Task brief:
Search the entries below. Return every line that has "this" in it.

Excerpted records:
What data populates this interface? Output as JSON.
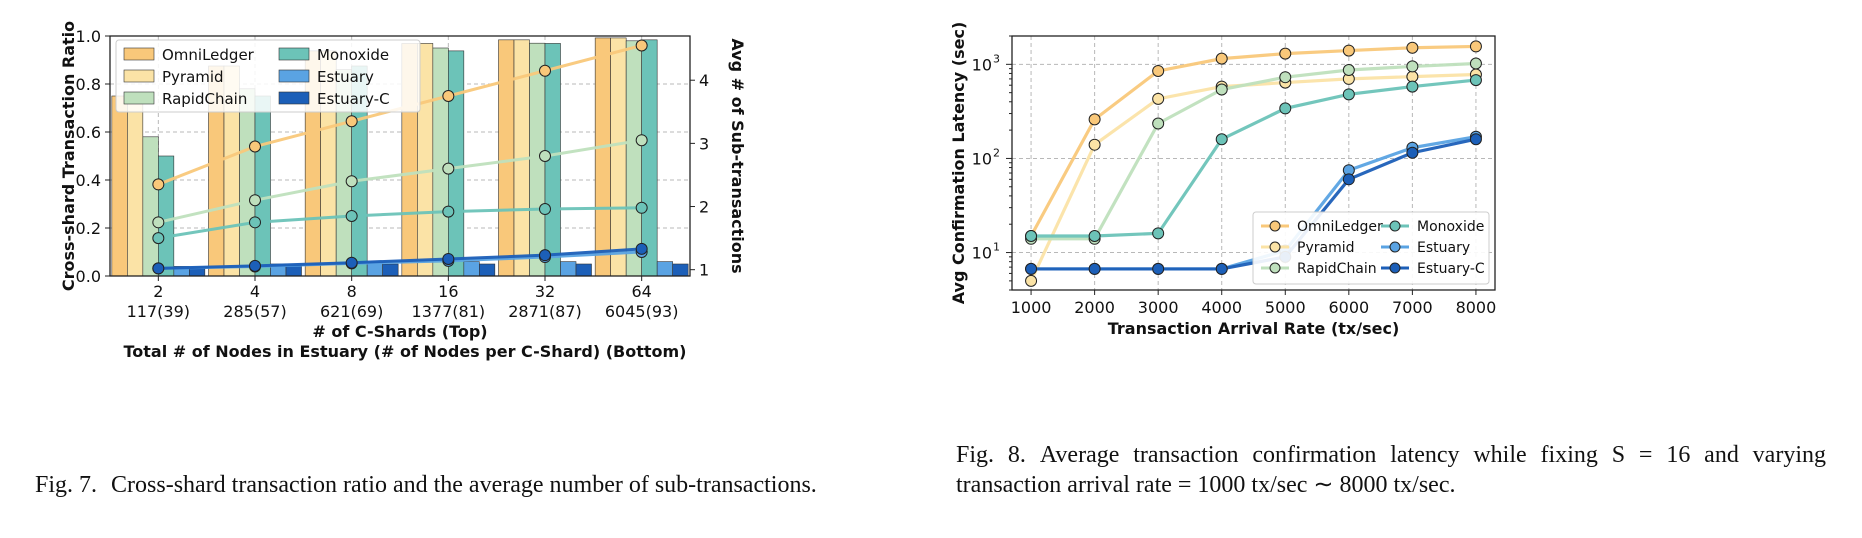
{
  "colors": {
    "OmniLedger": "#f9c87a",
    "Pyramid": "#fbe3a6",
    "RapidChain": "#bfe0bd",
    "Monoxide": "#6cc3b8",
    "Estuary": "#5aa3e3",
    "Estuary-C": "#1c5fb8"
  },
  "chart_data": [
    {
      "id": "fig7",
      "type": "bar",
      "categories": [
        "2",
        "4",
        "8",
        "16",
        "32",
        "64"
      ],
      "category_sublabels": [
        "117(39)",
        "285(57)",
        "621(69)",
        "1377(81)",
        "2871(87)",
        "6045(93)"
      ],
      "xlabel": "# of C-Shards (Top)",
      "xlabel2": "Total # of Nodes in Estuary (# of Nodes per C-Shard) (Bottom)",
      "ylabel": "Cross-shard Transaction Ratio",
      "ylabel_right": "Avg # of Sub-transactions",
      "ylim": [
        0,
        1.0
      ],
      "yticks": [
        "0.0",
        "0.2",
        "0.4",
        "0.6",
        "0.8",
        "1.0"
      ],
      "ylim_right": [
        0.9,
        4.7
      ],
      "yticks_right": [
        "1",
        "2",
        "3",
        "4"
      ],
      "legend": [
        "OmniLedger",
        "Pyramid",
        "RapidChain",
        "Monoxide",
        "Estuary",
        "Estuary-C"
      ],
      "series": [
        {
          "name": "OmniLedger",
          "values": [
            0.75,
            0.875,
            0.938,
            0.969,
            0.984,
            0.992
          ]
        },
        {
          "name": "Pyramid",
          "values": [
            0.75,
            0.875,
            0.938,
            0.969,
            0.984,
            0.992
          ]
        },
        {
          "name": "RapidChain",
          "values": [
            0.58,
            0.78,
            0.86,
            0.95,
            0.97,
            0.98
          ]
        },
        {
          "name": "Monoxide",
          "values": [
            0.5,
            0.75,
            0.875,
            0.938,
            0.969,
            0.984
          ]
        },
        {
          "name": "Estuary",
          "values": [
            0.04,
            0.05,
            0.055,
            0.06,
            0.06,
            0.06
          ]
        },
        {
          "name": "Estuary-C",
          "values": [
            0.035,
            0.045,
            0.05,
            0.05,
            0.05,
            0.05
          ]
        }
      ],
      "lines": [
        {
          "name": "OmniLedger",
          "values": [
            2.35,
            2.95,
            3.35,
            3.75,
            4.15,
            4.55
          ]
        },
        {
          "name": "RapidChain",
          "values": [
            1.75,
            2.1,
            2.4,
            2.6,
            2.8,
            3.05
          ]
        },
        {
          "name": "Monoxide",
          "values": [
            1.5,
            1.75,
            1.85,
            1.92,
            1.96,
            1.98
          ]
        },
        {
          "name": "Estuary",
          "values": [
            1.02,
            1.05,
            1.1,
            1.14,
            1.2,
            1.28
          ]
        },
        {
          "name": "Estuary-C",
          "values": [
            1.02,
            1.06,
            1.11,
            1.17,
            1.23,
            1.33
          ]
        }
      ]
    },
    {
      "id": "fig8",
      "type": "line",
      "x": [
        1000,
        2000,
        3000,
        4000,
        5000,
        6000,
        7000,
        8000
      ],
      "xlabel": "Transaction Arrival Rate (tx/sec)",
      "ylabel": "Avg Confirmation Latency (sec)",
      "yscale": "log",
      "ylim": [
        4,
        2000
      ],
      "yticks": [
        "10",
        "10",
        "10"
      ],
      "ytick_exponents": [
        "1",
        "2",
        "3"
      ],
      "legend": [
        "OmniLedger",
        "Pyramid",
        "RapidChain",
        "Monoxide",
        "Estuary",
        "Estuary-C"
      ],
      "series": [
        {
          "name": "OmniLedger",
          "values": [
            15,
            260,
            850,
            1150,
            1300,
            1400,
            1500,
            1550
          ]
        },
        {
          "name": "Pyramid",
          "values": [
            5,
            140,
            430,
            580,
            640,
            700,
            740,
            780
          ]
        },
        {
          "name": "RapidChain",
          "values": [
            14,
            14,
            235,
            540,
            730,
            870,
            950,
            1020
          ]
        },
        {
          "name": "Monoxide",
          "values": [
            15,
            15,
            16,
            160,
            340,
            480,
            580,
            680
          ]
        },
        {
          "name": "Estuary",
          "values": [
            6.7,
            6.7,
            6.7,
            6.7,
            10.5,
            75,
            130,
            170
          ]
        },
        {
          "name": "Estuary-C",
          "values": [
            6.7,
            6.7,
            6.7,
            6.7,
            9,
            60,
            115,
            160
          ]
        }
      ]
    }
  ],
  "captions": {
    "fig7_num": "Fig. 7.",
    "fig7_text": "Cross-shard transaction ratio and the average number of sub-transactions.",
    "fig8_num": "Fig. 8.",
    "fig8_text": "Average transaction confirmation latency while fixing S = 16 and varying transaction arrival rate = 1000 tx/sec ∼ 8000 tx/sec."
  }
}
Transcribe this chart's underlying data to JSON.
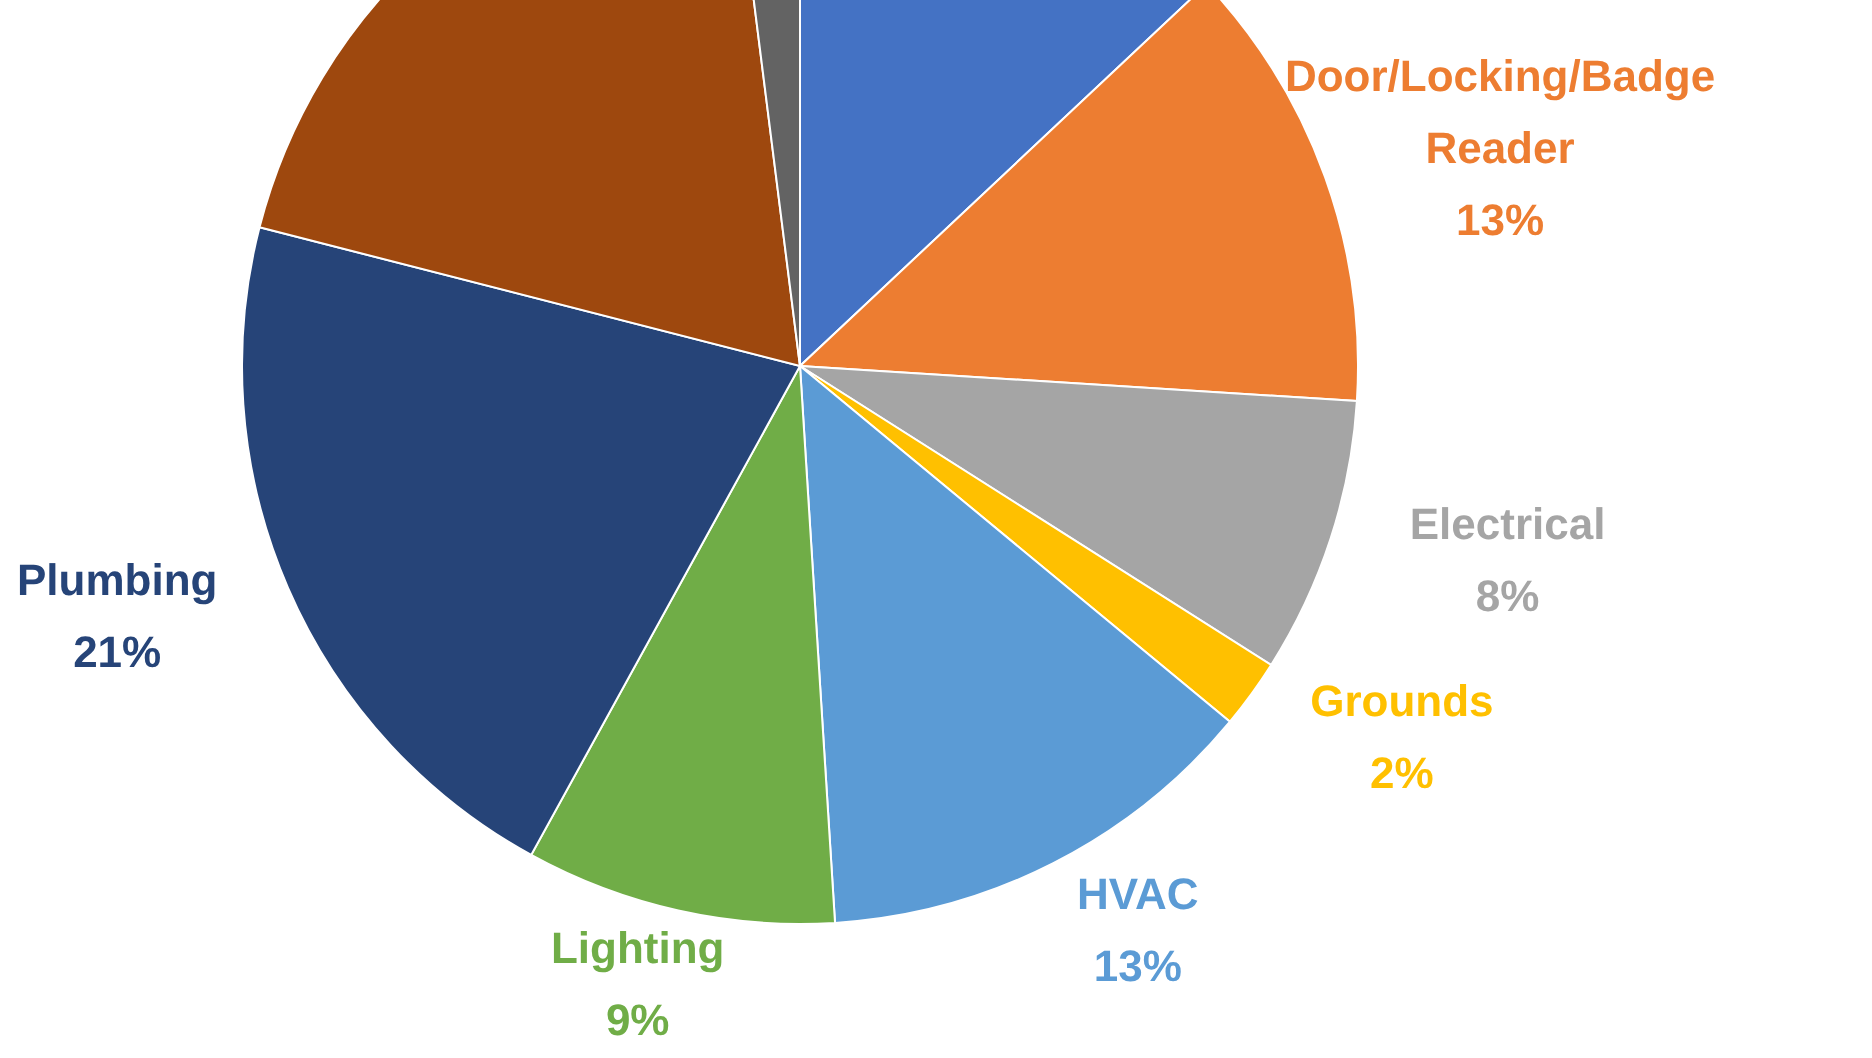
{
  "chart_data": {
    "type": "pie",
    "categories": [
      null,
      "Door/Locking/Badge Reader",
      "Electrical",
      "Grounds",
      "HVAC",
      "Lighting",
      "Plumbing",
      null,
      null
    ],
    "values": [
      13,
      13,
      8,
      2,
      13,
      9,
      21,
      19,
      2
    ],
    "value_labels": [
      null,
      "13%",
      "8%",
      "2%",
      "13%",
      "9%",
      "21%",
      null,
      null
    ],
    "colors": [
      "#4472c4",
      "#ed7d31",
      "#a5a5a5",
      "#ffc000",
      "#5b9bd5",
      "#70ad47",
      "#264478",
      "#9e480e",
      "#636363"
    ]
  }
}
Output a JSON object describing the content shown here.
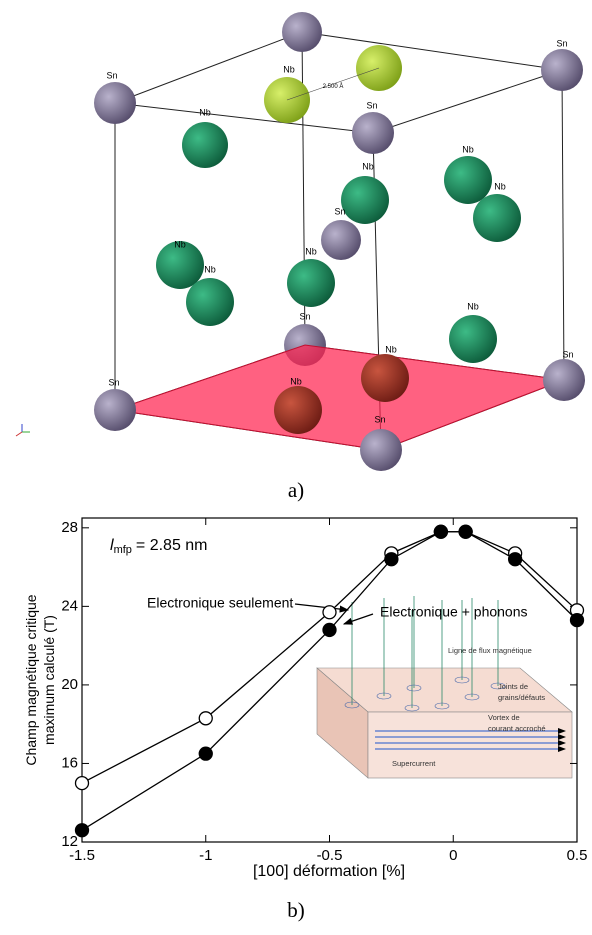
{
  "figure_a": {
    "atom_labels": [
      "Sn",
      "Sn",
      "Nb",
      "Sn",
      "Nb",
      "Nb",
      "Nb",
      "Nb",
      "Sn",
      "Nb",
      "Nb",
      "Nb",
      "Nb",
      "Sn",
      "Nb",
      "Nb",
      "Sn",
      "Sn",
      "Sn"
    ],
    "distance_label": "2.500 Å",
    "caption": "a)"
  },
  "chart_data": {
    "type": "line",
    "caption": "b)",
    "annotation": {
      "symbol": "l",
      "subscript": "mfp",
      "text": "= 2.85 nm"
    },
    "x_label": "[100] déformation  [%]",
    "y_label": [
      "Champ magnétique critique",
      "maximum calculé (T)"
    ],
    "x": [
      -1.5,
      -1,
      -0.5,
      -0.25,
      -0.05,
      0.05,
      0.25,
      0.5
    ],
    "series": [
      {
        "name": "Electronique seulement",
        "marker": "open",
        "color": "#000000",
        "values": [
          15,
          18.3,
          23.7,
          26.7,
          27.8,
          27.8,
          26.7,
          23.8
        ]
      },
      {
        "name": "Electronique + phonons",
        "marker": "filled",
        "color": "#000000",
        "values": [
          12.6,
          16.5,
          22.8,
          26.4,
          27.8,
          27.8,
          26.4,
          23.3
        ]
      }
    ],
    "xlim": [
      -1.5,
      0.5
    ],
    "xticks": [
      -1.5,
      -1,
      -0.5,
      0,
      0.5
    ],
    "ylim": [
      12,
      28.5
    ],
    "yticks": [
      12,
      16,
      20,
      24,
      28
    ],
    "inset_labels": [
      [
        "Ligne de flux magnétique"
      ],
      [
        "Joints de",
        "grains/défauts"
      ],
      [
        "Vortex de",
        "courant accroché"
      ],
      [
        "Supercurrent"
      ]
    ]
  }
}
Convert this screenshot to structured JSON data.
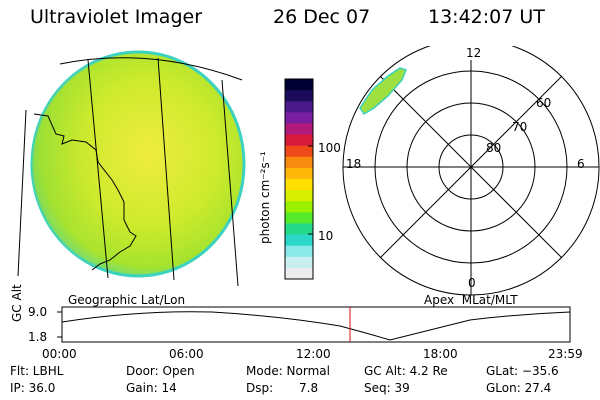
{
  "header": {
    "instrument": "Ultraviolet Imager",
    "date": "26 Dec 07",
    "time": "13:42:07 UT"
  },
  "colorbar": {
    "label": "photon cm⁻²s⁻¹",
    "ticks": [
      "100",
      "10"
    ],
    "colors": [
      "#000033",
      "#1b0b5a",
      "#4a1a8a",
      "#7a1fa0",
      "#b01a7a",
      "#d61a3a",
      "#ef4a1a",
      "#f88a10",
      "#ffb70a",
      "#ffe000",
      "#d8f000",
      "#9bf000",
      "#55ea2a",
      "#25d98a",
      "#2ad7c8",
      "#8ae8e8",
      "#c8eef0",
      "#ececec"
    ]
  },
  "left_panel": {
    "caption": "Geographic Lat/Lon"
  },
  "polar_plot": {
    "caption": "Apex  MLat/MLT",
    "mlt_labels": {
      "top": "12",
      "left": "18",
      "right": "6",
      "bottom": "0"
    },
    "lat_labels": [
      "60",
      "70",
      "80"
    ]
  },
  "altitude_plot": {
    "y_label": "GC Alt",
    "y_ticks": [
      "9.0",
      "1.8"
    ],
    "x_ticks": [
      "00:00",
      "06:00",
      "12:00",
      "18:00",
      "23:59"
    ],
    "marker_color": "#d01010"
  },
  "footer": {
    "row1": {
      "filter": "Flt: LBHL",
      "door": "Door: Open",
      "mode": "Mode: Normal",
      "gc_alt": "GC Alt: 4.2 Re",
      "glat": "GLat: −35.6"
    },
    "row2": {
      "ip": "IP: 36.0",
      "gain": "Gain: 14",
      "dsp_label": "Dsp:",
      "dsp_value": "7.8",
      "seq": "Seq: 39",
      "glon": "GLon: 27.4"
    }
  }
}
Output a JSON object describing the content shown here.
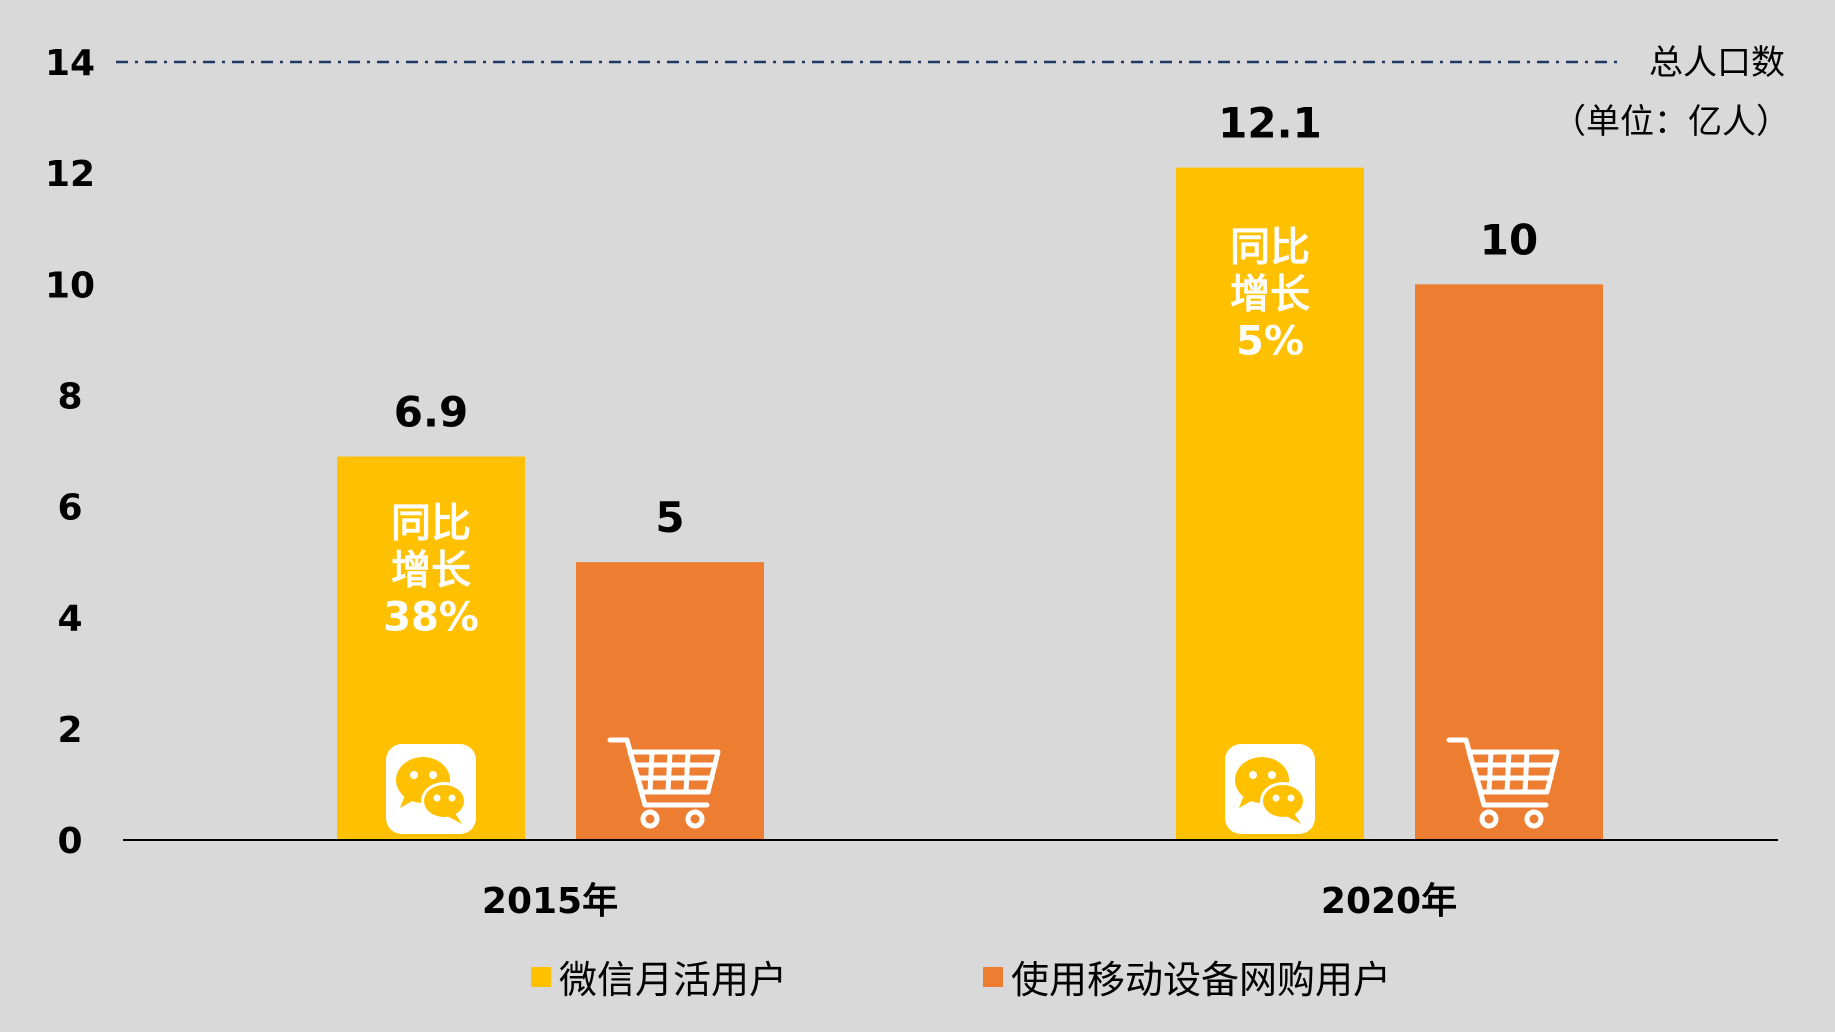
{
  "chart_data": {
    "type": "bar",
    "categories": [
      "2015年",
      "2020年"
    ],
    "series": [
      {
        "name": "微信月活用户",
        "values": [
          6.9,
          12.1
        ],
        "color": "#ffc000"
      },
      {
        "name": "使用移动设备网购用户",
        "values": [
          5,
          10
        ],
        "color": "#ed7d31"
      }
    ],
    "ylim": [
      0,
      14
    ],
    "yticks": [
      0,
      2,
      4,
      6,
      8,
      10,
      12,
      14
    ],
    "data_labels": [
      [
        "6.9",
        "12.1"
      ],
      [
        "5",
        "10"
      ]
    ],
    "reference_line": {
      "value": 14,
      "label": "总人口数",
      "color": "#1f3864",
      "style": "dash-dot"
    },
    "unit_note": "（单位：亿人）",
    "annotations": [
      {
        "lines": [
          "同比",
          "增长",
          "38%"
        ],
        "series": 0,
        "category": 0
      },
      {
        "lines": [
          "同比",
          "增长",
          "5%"
        ],
        "series": 0,
        "category": 1
      }
    ],
    "bar_icons": [
      "wechat-icon",
      "shopping-cart-icon"
    ],
    "legend_position": "bottom",
    "grid": false
  }
}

Completed exercise:
What data populates this interface? Output as JSON.
Transcribe this chart's underlying data to JSON.
Convert this screenshot to structured JSON data.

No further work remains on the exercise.